-- START DATASET ROWS --

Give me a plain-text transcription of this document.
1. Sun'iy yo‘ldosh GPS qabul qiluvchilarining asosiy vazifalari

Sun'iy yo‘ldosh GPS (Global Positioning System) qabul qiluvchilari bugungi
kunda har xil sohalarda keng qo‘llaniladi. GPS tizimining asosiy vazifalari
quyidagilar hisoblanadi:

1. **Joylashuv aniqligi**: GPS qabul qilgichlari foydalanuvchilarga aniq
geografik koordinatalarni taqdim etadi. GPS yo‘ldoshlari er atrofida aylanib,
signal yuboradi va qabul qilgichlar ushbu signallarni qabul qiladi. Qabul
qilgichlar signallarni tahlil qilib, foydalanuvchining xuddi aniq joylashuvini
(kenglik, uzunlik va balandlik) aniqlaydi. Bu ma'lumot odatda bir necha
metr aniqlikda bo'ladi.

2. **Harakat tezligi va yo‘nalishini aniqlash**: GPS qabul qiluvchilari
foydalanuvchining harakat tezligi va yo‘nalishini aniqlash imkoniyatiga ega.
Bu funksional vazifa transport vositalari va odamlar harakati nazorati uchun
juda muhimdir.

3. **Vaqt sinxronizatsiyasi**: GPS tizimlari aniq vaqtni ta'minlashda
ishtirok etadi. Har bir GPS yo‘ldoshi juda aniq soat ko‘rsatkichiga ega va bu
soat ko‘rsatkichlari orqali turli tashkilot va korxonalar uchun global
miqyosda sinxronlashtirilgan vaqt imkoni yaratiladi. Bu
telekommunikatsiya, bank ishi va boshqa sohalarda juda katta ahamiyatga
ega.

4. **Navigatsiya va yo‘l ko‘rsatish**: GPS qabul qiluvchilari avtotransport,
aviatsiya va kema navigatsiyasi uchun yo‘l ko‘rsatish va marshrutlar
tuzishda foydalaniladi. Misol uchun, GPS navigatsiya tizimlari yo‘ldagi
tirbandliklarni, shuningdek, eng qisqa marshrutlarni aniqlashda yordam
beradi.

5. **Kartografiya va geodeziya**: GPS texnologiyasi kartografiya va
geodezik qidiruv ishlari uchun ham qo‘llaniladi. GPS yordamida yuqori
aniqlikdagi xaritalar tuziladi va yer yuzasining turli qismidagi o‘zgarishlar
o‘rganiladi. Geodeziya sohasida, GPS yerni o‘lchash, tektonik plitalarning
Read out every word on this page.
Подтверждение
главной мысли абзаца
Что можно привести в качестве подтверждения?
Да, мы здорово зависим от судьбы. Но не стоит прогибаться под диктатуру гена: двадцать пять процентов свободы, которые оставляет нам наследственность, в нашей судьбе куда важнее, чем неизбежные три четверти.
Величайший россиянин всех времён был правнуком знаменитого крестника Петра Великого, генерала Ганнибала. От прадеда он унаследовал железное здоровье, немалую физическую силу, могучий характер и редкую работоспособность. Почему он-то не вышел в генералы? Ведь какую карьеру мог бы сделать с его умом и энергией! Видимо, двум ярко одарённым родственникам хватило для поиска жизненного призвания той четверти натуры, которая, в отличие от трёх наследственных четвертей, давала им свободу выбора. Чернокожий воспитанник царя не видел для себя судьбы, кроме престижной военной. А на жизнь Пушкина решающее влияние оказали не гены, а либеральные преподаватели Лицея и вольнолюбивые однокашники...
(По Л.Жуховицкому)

-- END DATASET ROWS --

=== TASK INSTRUCTIONS ===
How many lines of these entries contain "asosiy"? Answer with the number and nothing else.

=== FINAL RESULT ===
2